[Work instructions]
Set down the full listing exactly as given. Any pictures are to be left out.

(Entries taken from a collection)
-- START --
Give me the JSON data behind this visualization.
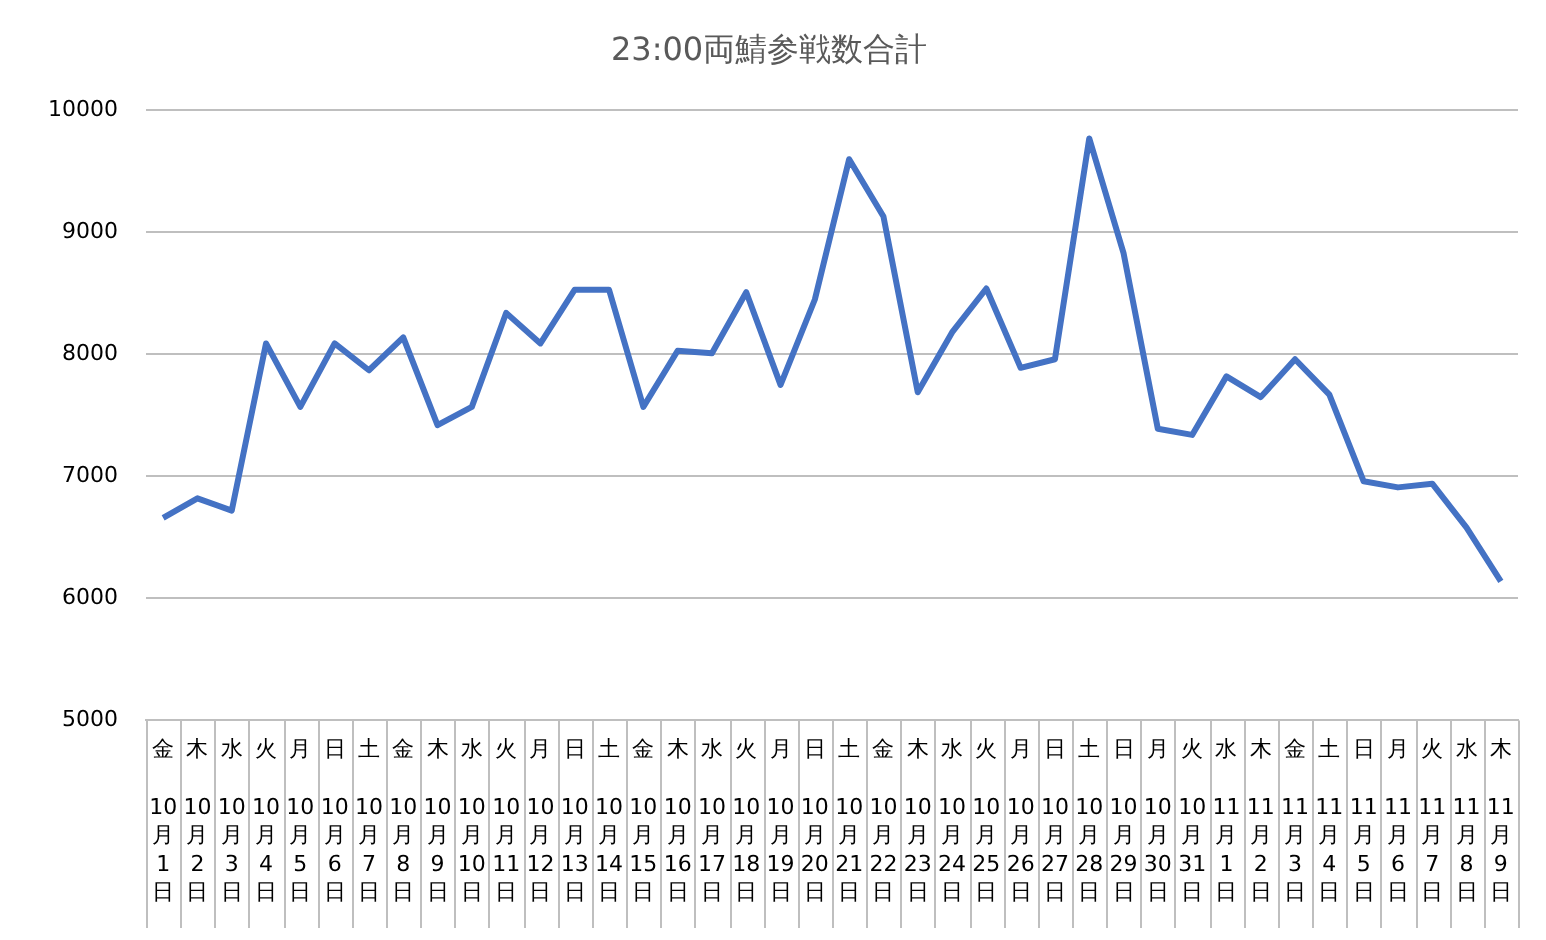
{
  "chart_data": {
    "type": "line",
    "title": "23:00両鯖参戦数合計",
    "categories": [
      "金 10月1日",
      "木 10月2日",
      "水 10月3日",
      "火 10月4日",
      "月 10月5日",
      "日 10月6日",
      "土 10月7日",
      "金 10月8日",
      "木 10月9日",
      "水 10月10日",
      "火 10月11日",
      "月 10月12日",
      "日 10月13日",
      "土 10月14日",
      "金 10月15日",
      "木 10月16日",
      "水 10月17日",
      "火 10月18日",
      "月 10月19日",
      "日 10月20日",
      "土 10月21日",
      "金 10月22日",
      "木 10月23日",
      "水 10月24日",
      "火 10月25日",
      "月 10月26日",
      "日 10月27日",
      "土 10月28日",
      "日 10月29日",
      "月 10月30日",
      "火 10月31日",
      "水 11月1日",
      "木 11月2日",
      "金 11月3日",
      "土 11月4日",
      "日 11月5日",
      "月 11月6日",
      "火 11月7日",
      "水 11月8日",
      "木 11月9日"
    ],
    "series": [
      {
        "color": "#4472c4",
        "values": [
          6660,
          6820,
          6720,
          8090,
          7570,
          8090,
          7870,
          8140,
          7420,
          7570,
          8340,
          8090,
          8530,
          8530,
          7570,
          8030,
          8010,
          8510,
          7750,
          8450,
          9600,
          9130,
          7690,
          8180,
          8540,
          7890,
          7960,
          9770,
          8830,
          7390,
          7340,
          7820,
          7650,
          7960,
          7670,
          6960,
          6910,
          6940,
          6580,
          6140
        ]
      }
    ],
    "ylim": [
      5000,
      10000
    ],
    "yticks": [
      5000,
      6000,
      7000,
      8000,
      9000,
      10000
    ],
    "grid": "y",
    "legend": false,
    "marker": "none",
    "line_style": "solid"
  }
}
-- END --
[Answer for the task]
Give me the JSON data behind this visualization.
{
  "chart_data": {
    "type": "line",
    "title": "23:00両鯖参戦数合計",
    "categories": [
      "金 10月1日",
      "木 10月2日",
      "水 10月3日",
      "火 10月4日",
      "月 10月5日",
      "日 10月6日",
      "土 10月7日",
      "金 10月8日",
      "木 10月9日",
      "水 10月10日",
      "火 10月11日",
      "月 10月12日",
      "日 10月13日",
      "土 10月14日",
      "金 10月15日",
      "木 10月16日",
      "水 10月17日",
      "火 10月18日",
      "月 10月19日",
      "日 10月20日",
      "土 10月21日",
      "金 10月22日",
      "木 10月23日",
      "水 10月24日",
      "火 10月25日",
      "月 10月26日",
      "日 10月27日",
      "土 10月28日",
      "日 10月29日",
      "月 10月30日",
      "火 10月31日",
      "水 11月1日",
      "木 11月2日",
      "金 11月3日",
      "土 11月4日",
      "日 11月5日",
      "月 11月6日",
      "火 11月7日",
      "水 11月8日",
      "木 11月9日"
    ],
    "series": [
      {
        "color": "#4472c4",
        "values": [
          6660,
          6820,
          6720,
          8090,
          7570,
          8090,
          7870,
          8140,
          7420,
          7570,
          8340,
          8090,
          8530,
          8530,
          7570,
          8030,
          8010,
          8510,
          7750,
          8450,
          9600,
          9130,
          7690,
          8180,
          8540,
          7890,
          7960,
          9770,
          8830,
          7390,
          7340,
          7820,
          7650,
          7960,
          7670,
          6960,
          6910,
          6940,
          6580,
          6140
        ]
      }
    ],
    "ylim": [
      5000,
      10000
    ],
    "yticks": [
      5000,
      6000,
      7000,
      8000,
      9000,
      10000
    ],
    "grid": "y",
    "legend": false,
    "marker": "none",
    "line_style": "solid"
  }
}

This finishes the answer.